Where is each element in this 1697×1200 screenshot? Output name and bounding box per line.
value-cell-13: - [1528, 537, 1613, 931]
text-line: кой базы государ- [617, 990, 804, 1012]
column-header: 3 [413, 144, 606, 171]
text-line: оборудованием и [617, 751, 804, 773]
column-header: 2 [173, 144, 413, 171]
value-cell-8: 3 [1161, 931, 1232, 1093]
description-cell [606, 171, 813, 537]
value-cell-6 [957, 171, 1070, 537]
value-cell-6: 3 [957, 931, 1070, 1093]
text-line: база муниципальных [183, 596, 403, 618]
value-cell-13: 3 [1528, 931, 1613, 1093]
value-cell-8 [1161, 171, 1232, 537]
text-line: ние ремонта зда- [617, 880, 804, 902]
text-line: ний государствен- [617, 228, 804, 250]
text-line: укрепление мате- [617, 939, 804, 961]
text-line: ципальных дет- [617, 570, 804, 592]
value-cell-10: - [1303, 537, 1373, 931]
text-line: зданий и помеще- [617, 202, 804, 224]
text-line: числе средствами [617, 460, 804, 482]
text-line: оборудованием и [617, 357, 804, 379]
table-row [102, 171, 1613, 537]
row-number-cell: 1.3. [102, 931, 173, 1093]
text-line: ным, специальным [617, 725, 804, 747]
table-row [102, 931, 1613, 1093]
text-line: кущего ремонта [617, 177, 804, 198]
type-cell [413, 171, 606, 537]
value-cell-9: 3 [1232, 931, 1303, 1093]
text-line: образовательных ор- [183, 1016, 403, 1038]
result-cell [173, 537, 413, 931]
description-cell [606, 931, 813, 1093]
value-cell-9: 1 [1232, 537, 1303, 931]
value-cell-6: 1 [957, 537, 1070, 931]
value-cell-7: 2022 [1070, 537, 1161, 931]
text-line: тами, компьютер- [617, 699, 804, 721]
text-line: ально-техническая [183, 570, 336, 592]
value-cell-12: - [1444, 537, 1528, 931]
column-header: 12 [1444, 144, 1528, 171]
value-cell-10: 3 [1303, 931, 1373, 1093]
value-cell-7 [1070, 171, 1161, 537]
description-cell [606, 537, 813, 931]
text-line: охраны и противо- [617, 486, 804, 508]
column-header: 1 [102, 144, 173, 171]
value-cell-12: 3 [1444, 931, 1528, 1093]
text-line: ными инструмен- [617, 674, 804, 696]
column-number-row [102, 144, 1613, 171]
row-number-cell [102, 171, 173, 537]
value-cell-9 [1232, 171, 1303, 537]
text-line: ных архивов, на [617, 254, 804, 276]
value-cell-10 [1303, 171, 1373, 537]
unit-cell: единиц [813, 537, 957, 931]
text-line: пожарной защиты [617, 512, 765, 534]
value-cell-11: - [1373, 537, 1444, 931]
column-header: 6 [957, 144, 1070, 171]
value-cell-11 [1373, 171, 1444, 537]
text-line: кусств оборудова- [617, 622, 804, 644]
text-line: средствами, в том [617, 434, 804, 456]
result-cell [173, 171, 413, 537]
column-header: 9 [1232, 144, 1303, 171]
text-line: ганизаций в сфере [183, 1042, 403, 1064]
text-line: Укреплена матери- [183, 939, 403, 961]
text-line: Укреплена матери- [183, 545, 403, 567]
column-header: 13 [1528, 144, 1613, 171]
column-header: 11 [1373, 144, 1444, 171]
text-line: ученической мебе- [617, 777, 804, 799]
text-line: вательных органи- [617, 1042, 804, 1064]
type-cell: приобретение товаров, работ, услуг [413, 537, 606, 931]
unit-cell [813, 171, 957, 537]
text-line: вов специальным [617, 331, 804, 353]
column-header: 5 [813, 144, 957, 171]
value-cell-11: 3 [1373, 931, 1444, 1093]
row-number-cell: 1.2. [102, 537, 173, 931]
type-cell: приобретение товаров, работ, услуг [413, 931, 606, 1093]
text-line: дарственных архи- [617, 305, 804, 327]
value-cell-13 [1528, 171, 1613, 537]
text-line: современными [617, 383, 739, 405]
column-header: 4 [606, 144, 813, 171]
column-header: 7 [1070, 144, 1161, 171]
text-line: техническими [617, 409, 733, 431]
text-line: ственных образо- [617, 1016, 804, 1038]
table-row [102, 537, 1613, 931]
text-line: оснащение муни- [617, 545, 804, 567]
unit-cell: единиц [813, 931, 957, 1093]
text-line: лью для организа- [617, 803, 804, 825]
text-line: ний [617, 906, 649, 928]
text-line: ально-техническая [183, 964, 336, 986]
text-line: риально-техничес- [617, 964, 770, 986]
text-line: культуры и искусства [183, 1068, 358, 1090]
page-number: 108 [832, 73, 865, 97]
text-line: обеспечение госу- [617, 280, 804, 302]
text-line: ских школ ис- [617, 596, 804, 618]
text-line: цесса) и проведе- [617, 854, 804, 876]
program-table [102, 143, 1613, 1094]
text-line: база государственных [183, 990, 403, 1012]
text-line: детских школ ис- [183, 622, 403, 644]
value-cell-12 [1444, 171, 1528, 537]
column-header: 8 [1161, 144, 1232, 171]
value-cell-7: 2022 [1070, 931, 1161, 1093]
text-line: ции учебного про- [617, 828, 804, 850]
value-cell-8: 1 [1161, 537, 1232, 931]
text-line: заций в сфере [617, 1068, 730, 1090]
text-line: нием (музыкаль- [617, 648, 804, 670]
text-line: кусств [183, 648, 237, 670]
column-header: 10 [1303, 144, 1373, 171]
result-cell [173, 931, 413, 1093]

Exercise: How many lines of the material contain the string "description"? Reply with the number alone.

Final result: 3